### [Set exercise]
Each line below must be set down exactly; omit any image you find.

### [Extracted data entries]

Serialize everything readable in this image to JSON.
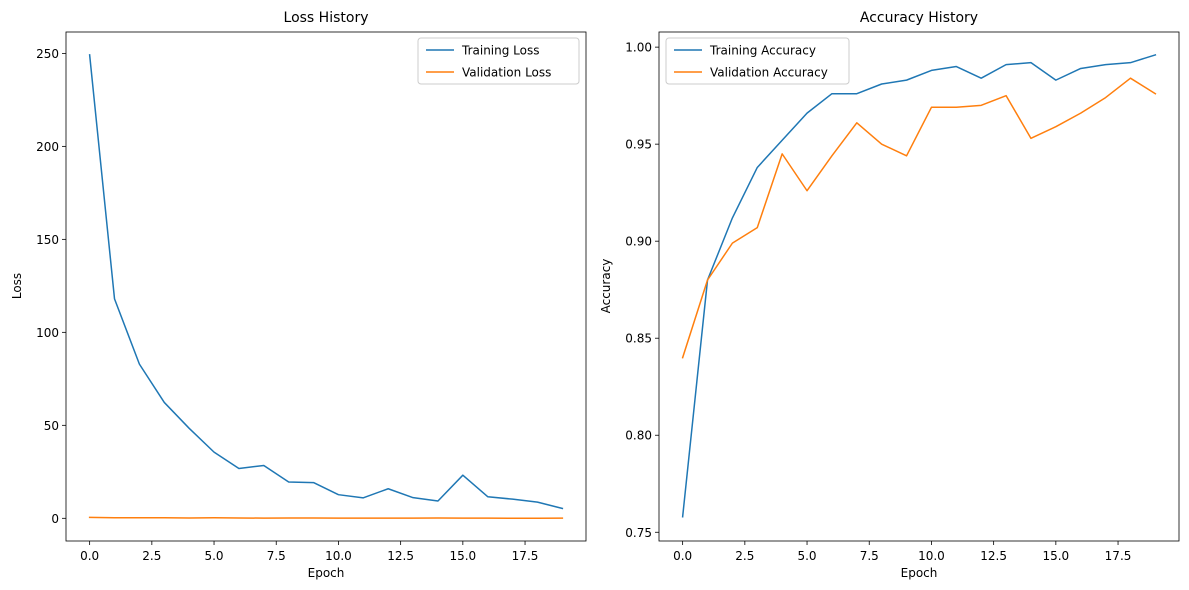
{
  "chart_data": [
    {
      "type": "line",
      "title": "Loss History",
      "xlabel": "Epoch",
      "ylabel": "Loss",
      "xlim": [
        -0.95,
        19.95
      ],
      "ylim": [
        -12.2,
        261.5
      ],
      "xticks": [
        0.0,
        2.5,
        5.0,
        7.5,
        10.0,
        12.5,
        15.0,
        17.5
      ],
      "xtick_labels": [
        "0.0",
        "2.5",
        "5.0",
        "7.5",
        "10.0",
        "12.5",
        "15.0",
        "17.5"
      ],
      "yticks": [
        0,
        50,
        100,
        150,
        200,
        250
      ],
      "ytick_labels": [
        "0",
        "50",
        "100",
        "150",
        "200",
        "250"
      ],
      "grid": false,
      "legend_position": "top-right",
      "x": [
        0,
        1,
        2,
        3,
        4,
        5,
        6,
        7,
        8,
        9,
        10,
        11,
        12,
        13,
        14,
        15,
        16,
        17,
        18,
        19
      ],
      "series": [
        {
          "name": "Training Loss",
          "color": "#1f77b4",
          "values": [
            249.2,
            118.0,
            82.9,
            62.3,
            48.4,
            35.6,
            26.8,
            28.4,
            19.5,
            19.2,
            12.7,
            11.0,
            15.9,
            11.1,
            9.3,
            23.2,
            11.6,
            10.3,
            8.7,
            5.3
          ]
        },
        {
          "name": "Validation Loss",
          "color": "#ff7f0e",
          "values": [
            0.5,
            0.3,
            0.3,
            0.3,
            0.2,
            0.3,
            0.2,
            0.1,
            0.2,
            0.2,
            0.1,
            0.1,
            0.1,
            0.1,
            0.2,
            0.1,
            0.1,
            0.05,
            0.05,
            0.1
          ]
        }
      ]
    },
    {
      "type": "line",
      "title": "Accuracy History",
      "xlabel": "Epoch",
      "ylabel": "Accuracy",
      "xlim": [
        -0.95,
        19.95
      ],
      "ylim": [
        0.7455,
        1.0078
      ],
      "xticks": [
        0.0,
        2.5,
        5.0,
        7.5,
        10.0,
        12.5,
        15.0,
        17.5
      ],
      "xtick_labels": [
        "0.0",
        "2.5",
        "5.0",
        "7.5",
        "10.0",
        "12.5",
        "15.0",
        "17.5"
      ],
      "yticks": [
        0.75,
        0.8,
        0.85,
        0.9,
        0.95,
        1.0
      ],
      "ytick_labels": [
        "0.75",
        "0.80",
        "0.85",
        "0.90",
        "0.95",
        "1.00"
      ],
      "grid": false,
      "legend_position": "top-left",
      "x": [
        0,
        1,
        2,
        3,
        4,
        5,
        6,
        7,
        8,
        9,
        10,
        11,
        12,
        13,
        14,
        15,
        16,
        17,
        18,
        19
      ],
      "series": [
        {
          "name": "Training Accuracy",
          "color": "#1f77b4",
          "values": [
            0.758,
            0.88,
            0.912,
            0.938,
            0.952,
            0.966,
            0.976,
            0.976,
            0.981,
            0.983,
            0.988,
            0.99,
            0.984,
            0.991,
            0.992,
            0.983,
            0.989,
            0.991,
            0.992,
            0.996
          ]
        },
        {
          "name": "Validation Accuracy",
          "color": "#ff7f0e",
          "values": [
            0.84,
            0.88,
            0.899,
            0.907,
            0.945,
            0.926,
            0.944,
            0.961,
            0.95,
            0.944,
            0.969,
            0.969,
            0.97,
            0.975,
            0.953,
            0.959,
            0.966,
            0.974,
            0.984,
            0.976
          ]
        }
      ]
    }
  ]
}
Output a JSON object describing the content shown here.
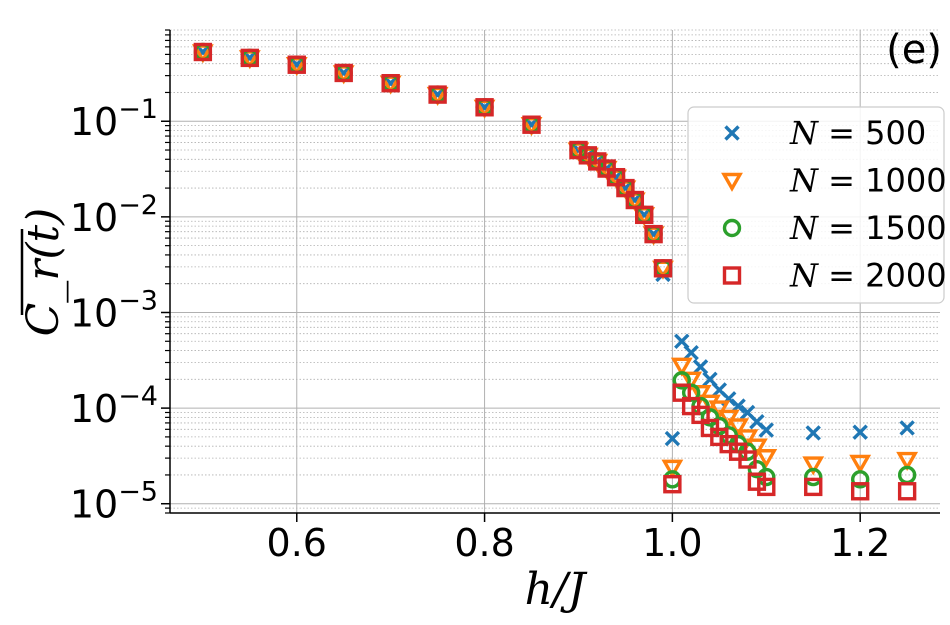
{
  "chart_data": {
    "type": "scatter",
    "panel_label": "(e)",
    "xlabel": "h/J",
    "ylabel": "C_r(t)",
    "xlim": [
      0.465,
      1.285
    ],
    "ylim": [
      8e-06,
      0.9
    ],
    "yscale": "log",
    "grid": true,
    "x_ticks": [
      0.6,
      0.8,
      1.0,
      1.2
    ],
    "x_tick_labels": [
      "0.6",
      "0.8",
      "1.0",
      "1.2"
    ],
    "y_ticks": [
      0.1,
      0.01,
      0.001,
      0.0001,
      1e-05
    ],
    "y_tick_labels": [
      {
        "base": "10",
        "exp": "−1"
      },
      {
        "base": "10",
        "exp": "−2"
      },
      {
        "base": "10",
        "exp": "−3"
      },
      {
        "base": "10",
        "exp": "−4"
      },
      {
        "base": "10",
        "exp": "−5"
      }
    ],
    "legend_placement": "right",
    "x": [
      0.5,
      0.55,
      0.6,
      0.65,
      0.7,
      0.75,
      0.8,
      0.85,
      0.9,
      0.91,
      0.92,
      0.93,
      0.94,
      0.95,
      0.96,
      0.97,
      0.98,
      0.99,
      1.0,
      1.01,
      1.02,
      1.03,
      1.04,
      1.05,
      1.06,
      1.07,
      1.08,
      1.09,
      1.1,
      1.15,
      1.2,
      1.25
    ],
    "series": [
      {
        "name": "N = 500",
        "marker": "x",
        "color": "#1f77b4",
        "values": [
          0.53,
          0.46,
          0.39,
          0.32,
          0.25,
          0.19,
          0.14,
          0.092,
          0.05,
          0.044,
          0.038,
          0.032,
          0.026,
          0.02,
          0.015,
          0.0105,
          0.0066,
          0.0025,
          4.8e-05,
          0.0005,
          0.00038,
          0.00027,
          0.0002,
          0.000155,
          0.000125,
          0.000105,
          9e-05,
          7.2e-05,
          5.9e-05,
          5.5e-05,
          5.6e-05,
          6.2e-05
        ]
      },
      {
        "name": "N = 1000",
        "marker": "triangle-down",
        "color": "#ff7f0e",
        "values": [
          0.53,
          0.46,
          0.39,
          0.32,
          0.25,
          0.19,
          0.14,
          0.092,
          0.05,
          0.044,
          0.038,
          0.032,
          0.026,
          0.02,
          0.015,
          0.0105,
          0.0066,
          0.0029,
          2.4e-05,
          0.00028,
          0.0002,
          0.000145,
          0.000115,
          0.0001,
          8e-05,
          6.5e-05,
          5e-05,
          4e-05,
          3.1e-05,
          2.6e-05,
          2.7e-05,
          2.9e-05
        ]
      },
      {
        "name": "N = 1500",
        "marker": "circle",
        "color": "#2ca02c",
        "values": [
          0.53,
          0.46,
          0.39,
          0.32,
          0.25,
          0.19,
          0.14,
          0.092,
          0.05,
          0.044,
          0.038,
          0.032,
          0.026,
          0.02,
          0.015,
          0.0105,
          0.0066,
          0.0029,
          1.8e-05,
          0.000195,
          0.000145,
          0.000105,
          8e-05,
          6.5e-05,
          5.2e-05,
          4.2e-05,
          3.5e-05,
          2.3e-05,
          1.9e-05,
          1.9e-05,
          1.8e-05,
          2e-05
        ]
      },
      {
        "name": "N = 2000",
        "marker": "square",
        "color": "#d62728",
        "values": [
          0.53,
          0.46,
          0.39,
          0.32,
          0.25,
          0.19,
          0.14,
          0.092,
          0.05,
          0.044,
          0.038,
          0.032,
          0.026,
          0.02,
          0.015,
          0.0105,
          0.0066,
          0.0029,
          1.6e-05,
          0.000145,
          0.000105,
          8.5e-05,
          6.2e-05,
          5e-05,
          4.2e-05,
          3.5e-05,
          2.9e-05,
          1.7e-05,
          1.5e-05,
          1.5e-05,
          1.35e-05,
          1.35e-05
        ]
      }
    ]
  }
}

### [Task answer]
Serialize everything readable in this image to JSON.
{
  "chart_data": [
    {
      "type": "line",
      "title": "Loss History",
      "xlabel": "Epoch",
      "ylabel": "Loss",
      "xlim": [
        -0.95,
        19.95
      ],
      "ylim": [
        -12.2,
        261.5
      ],
      "xticks": [
        0.0,
        2.5,
        5.0,
        7.5,
        10.0,
        12.5,
        15.0,
        17.5
      ],
      "xtick_labels": [
        "0.0",
        "2.5",
        "5.0",
        "7.5",
        "10.0",
        "12.5",
        "15.0",
        "17.5"
      ],
      "yticks": [
        0,
        50,
        100,
        150,
        200,
        250
      ],
      "ytick_labels": [
        "0",
        "50",
        "100",
        "150",
        "200",
        "250"
      ],
      "grid": false,
      "legend_position": "top-right",
      "x": [
        0,
        1,
        2,
        3,
        4,
        5,
        6,
        7,
        8,
        9,
        10,
        11,
        12,
        13,
        14,
        15,
        16,
        17,
        18,
        19
      ],
      "series": [
        {
          "name": "Training Loss",
          "color": "#1f77b4",
          "values": [
            249.2,
            118.0,
            82.9,
            62.3,
            48.4,
            35.6,
            26.8,
            28.4,
            19.5,
            19.2,
            12.7,
            11.0,
            15.9,
            11.1,
            9.3,
            23.2,
            11.6,
            10.3,
            8.7,
            5.3
          ]
        },
        {
          "name": "Validation Loss",
          "color": "#ff7f0e",
          "values": [
            0.5,
            0.3,
            0.3,
            0.3,
            0.2,
            0.3,
            0.2,
            0.1,
            0.2,
            0.2,
            0.1,
            0.1,
            0.1,
            0.1,
            0.2,
            0.1,
            0.1,
            0.05,
            0.05,
            0.1
          ]
        }
      ]
    },
    {
      "type": "line",
      "title": "Accuracy History",
      "xlabel": "Epoch",
      "ylabel": "Accuracy",
      "xlim": [
        -0.95,
        19.95
      ],
      "ylim": [
        0.7455,
        1.0078
      ],
      "xticks": [
        0.0,
        2.5,
        5.0,
        7.5,
        10.0,
        12.5,
        15.0,
        17.5
      ],
      "xtick_labels": [
        "0.0",
        "2.5",
        "5.0",
        "7.5",
        "10.0",
        "12.5",
        "15.0",
        "17.5"
      ],
      "yticks": [
        0.75,
        0.8,
        0.85,
        0.9,
        0.95,
        1.0
      ],
      "ytick_labels": [
        "0.75",
        "0.80",
        "0.85",
        "0.90",
        "0.95",
        "1.00"
      ],
      "grid": false,
      "legend_position": "top-left",
      "x": [
        0,
        1,
        2,
        3,
        4,
        5,
        6,
        7,
        8,
        9,
        10,
        11,
        12,
        13,
        14,
        15,
        16,
        17,
        18,
        19
      ],
      "series": [
        {
          "name": "Training Accuracy",
          "color": "#1f77b4",
          "values": [
            0.758,
            0.88,
            0.912,
            0.938,
            0.952,
            0.966,
            0.976,
            0.976,
            0.981,
            0.983,
            0.988,
            0.99,
            0.984,
            0.991,
            0.992,
            0.983,
            0.989,
            0.991,
            0.992,
            0.996
          ]
        },
        {
          "name": "Validation Accuracy",
          "color": "#ff7f0e",
          "values": [
            0.84,
            0.88,
            0.899,
            0.907,
            0.945,
            0.926,
            0.944,
            0.961,
            0.95,
            0.944,
            0.969,
            0.969,
            0.97,
            0.975,
            0.953,
            0.959,
            0.966,
            0.974,
            0.984,
            0.976
          ]
        }
      ]
    }
  ]
}
Output a JSON object describing the content shown here.
{
  "chart_data": {
    "type": "scatter",
    "panel_label": "(e)",
    "xlabel": "h/J",
    "ylabel": "C_r(t)",
    "xlim": [
      0.465,
      1.285
    ],
    "ylim": [
      8e-06,
      0.9
    ],
    "yscale": "log",
    "grid": true,
    "x_ticks": [
      0.6,
      0.8,
      1.0,
      1.2
    ],
    "x_tick_labels": [
      "0.6",
      "0.8",
      "1.0",
      "1.2"
    ],
    "y_ticks": [
      0.1,
      0.01,
      0.001,
      0.0001,
      1e-05
    ],
    "y_tick_labels": [
      {
        "base": "10",
        "exp": "−1"
      },
      {
        "base": "10",
        "exp": "−2"
      },
      {
        "base": "10",
        "exp": "−3"
      },
      {
        "base": "10",
        "exp": "−4"
      },
      {
        "base": "10",
        "exp": "−5"
      }
    ],
    "legend_placement": "right",
    "x": [
      0.5,
      0.55,
      0.6,
      0.65,
      0.7,
      0.75,
      0.8,
      0.85,
      0.9,
      0.91,
      0.92,
      0.93,
      0.94,
      0.95,
      0.96,
      0.97,
      0.98,
      0.99,
      1.0,
      1.01,
      1.02,
      1.03,
      1.04,
      1.05,
      1.06,
      1.07,
      1.08,
      1.09,
      1.1,
      1.15,
      1.2,
      1.25
    ],
    "series": [
      {
        "name": "N = 500",
        "marker": "x",
        "color": "#1f77b4",
        "values": [
          0.53,
          0.46,
          0.39,
          0.32,
          0.25,
          0.19,
          0.14,
          0.092,
          0.05,
          0.044,
          0.038,
          0.032,
          0.026,
          0.02,
          0.015,
          0.0105,
          0.0066,
          0.0025,
          4.8e-05,
          0.0005,
          0.00038,
          0.00027,
          0.0002,
          0.000155,
          0.000125,
          0.000105,
          9e-05,
          7.2e-05,
          5.9e-05,
          5.5e-05,
          5.6e-05,
          6.2e-05
        ]
      },
      {
        "name": "N = 1000",
        "marker": "triangle-down",
        "color": "#ff7f0e",
        "values": [
          0.53,
          0.46,
          0.39,
          0.32,
          0.25,
          0.19,
          0.14,
          0.092,
          0.05,
          0.044,
          0.038,
          0.032,
          0.026,
          0.02,
          0.015,
          0.0105,
          0.0066,
          0.0029,
          2.4e-05,
          0.00028,
          0.0002,
          0.000145,
          0.000115,
          0.0001,
          8e-05,
          6.5e-05,
          5e-05,
          4e-05,
          3.1e-05,
          2.6e-05,
          2.7e-05,
          2.9e-05
        ]
      },
      {
        "name": "N = 1500",
        "marker": "circle",
        "color": "#2ca02c",
        "values": [
          0.53,
          0.46,
          0.39,
          0.32,
          0.25,
          0.19,
          0.14,
          0.092,
          0.05,
          0.044,
          0.038,
          0.032,
          0.026,
          0.02,
          0.015,
          0.0105,
          0.0066,
          0.0029,
          1.8e-05,
          0.000195,
          0.000145,
          0.000105,
          8e-05,
          6.5e-05,
          5.2e-05,
          4.2e-05,
          3.5e-05,
          2.3e-05,
          1.9e-05,
          1.9e-05,
          1.8e-05,
          2e-05
        ]
      },
      {
        "name": "N = 2000",
        "marker": "square",
        "color": "#d62728",
        "values": [
          0.53,
          0.46,
          0.39,
          0.32,
          0.25,
          0.19,
          0.14,
          0.092,
          0.05,
          0.044,
          0.038,
          0.032,
          0.026,
          0.02,
          0.015,
          0.0105,
          0.0066,
          0.0029,
          1.6e-05,
          0.000145,
          0.000105,
          8.5e-05,
          6.2e-05,
          5e-05,
          4.2e-05,
          3.5e-05,
          2.9e-05,
          1.7e-05,
          1.5e-05,
          1.5e-05,
          1.35e-05,
          1.35e-05
        ]
      }
    ]
  }
}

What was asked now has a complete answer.